Goal: Every line that holds the string "Ajouter" is to be identified and copied.

Stored data
<<<<

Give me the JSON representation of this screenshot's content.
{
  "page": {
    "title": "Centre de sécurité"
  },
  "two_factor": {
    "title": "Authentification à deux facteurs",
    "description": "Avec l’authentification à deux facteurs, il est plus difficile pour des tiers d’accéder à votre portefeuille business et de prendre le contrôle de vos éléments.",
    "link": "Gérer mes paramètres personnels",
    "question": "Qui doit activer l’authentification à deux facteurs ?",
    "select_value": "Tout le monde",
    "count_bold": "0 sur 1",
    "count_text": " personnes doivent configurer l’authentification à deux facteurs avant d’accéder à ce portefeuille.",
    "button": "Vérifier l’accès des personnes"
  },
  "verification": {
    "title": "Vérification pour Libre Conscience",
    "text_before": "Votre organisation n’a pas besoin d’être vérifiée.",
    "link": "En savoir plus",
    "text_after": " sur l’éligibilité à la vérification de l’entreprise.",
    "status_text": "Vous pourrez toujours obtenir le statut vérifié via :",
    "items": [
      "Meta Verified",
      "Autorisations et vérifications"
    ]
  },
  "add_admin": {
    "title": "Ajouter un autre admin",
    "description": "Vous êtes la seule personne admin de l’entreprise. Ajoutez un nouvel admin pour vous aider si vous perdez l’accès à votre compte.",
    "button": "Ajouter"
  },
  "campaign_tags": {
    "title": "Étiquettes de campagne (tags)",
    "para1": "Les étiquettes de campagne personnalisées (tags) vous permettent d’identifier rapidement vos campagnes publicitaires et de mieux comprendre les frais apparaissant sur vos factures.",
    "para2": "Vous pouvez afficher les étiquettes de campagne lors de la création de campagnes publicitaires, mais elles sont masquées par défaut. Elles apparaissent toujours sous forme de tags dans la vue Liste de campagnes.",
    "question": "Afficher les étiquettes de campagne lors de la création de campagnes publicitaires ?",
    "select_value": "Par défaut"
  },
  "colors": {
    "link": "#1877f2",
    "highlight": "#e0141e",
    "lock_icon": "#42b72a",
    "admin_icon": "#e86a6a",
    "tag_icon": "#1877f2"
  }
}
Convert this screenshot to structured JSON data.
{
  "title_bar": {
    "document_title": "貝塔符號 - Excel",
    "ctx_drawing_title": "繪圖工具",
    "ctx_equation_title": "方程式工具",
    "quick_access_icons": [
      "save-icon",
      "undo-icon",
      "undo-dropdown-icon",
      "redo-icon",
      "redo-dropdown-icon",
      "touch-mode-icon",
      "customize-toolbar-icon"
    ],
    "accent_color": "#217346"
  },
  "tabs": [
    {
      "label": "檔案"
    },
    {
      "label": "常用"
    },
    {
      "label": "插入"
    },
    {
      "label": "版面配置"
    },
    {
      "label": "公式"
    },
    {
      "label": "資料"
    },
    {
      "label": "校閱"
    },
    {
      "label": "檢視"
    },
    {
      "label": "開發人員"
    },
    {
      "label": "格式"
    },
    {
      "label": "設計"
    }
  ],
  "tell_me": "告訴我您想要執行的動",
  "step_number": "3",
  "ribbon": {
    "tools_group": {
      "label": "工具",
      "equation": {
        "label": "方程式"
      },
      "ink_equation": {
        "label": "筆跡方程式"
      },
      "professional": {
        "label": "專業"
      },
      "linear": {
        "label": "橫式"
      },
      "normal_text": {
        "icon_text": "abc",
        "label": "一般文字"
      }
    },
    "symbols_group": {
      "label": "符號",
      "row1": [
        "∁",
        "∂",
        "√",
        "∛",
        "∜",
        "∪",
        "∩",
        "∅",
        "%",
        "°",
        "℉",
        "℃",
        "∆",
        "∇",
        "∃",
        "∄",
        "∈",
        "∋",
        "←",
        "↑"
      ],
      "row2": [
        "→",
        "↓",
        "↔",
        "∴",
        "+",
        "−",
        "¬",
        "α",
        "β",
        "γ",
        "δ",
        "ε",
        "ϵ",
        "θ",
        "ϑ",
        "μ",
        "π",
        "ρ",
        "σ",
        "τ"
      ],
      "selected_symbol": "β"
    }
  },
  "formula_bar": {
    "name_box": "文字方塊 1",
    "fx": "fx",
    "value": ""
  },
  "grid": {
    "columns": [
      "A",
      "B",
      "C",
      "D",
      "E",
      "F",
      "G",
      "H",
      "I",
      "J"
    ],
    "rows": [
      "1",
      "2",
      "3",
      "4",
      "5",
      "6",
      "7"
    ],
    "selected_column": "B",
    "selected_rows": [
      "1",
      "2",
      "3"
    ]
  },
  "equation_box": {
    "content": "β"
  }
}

>>>>

In response:
    "title": "Ajouter un autre admin",
    "button": "Ajouter"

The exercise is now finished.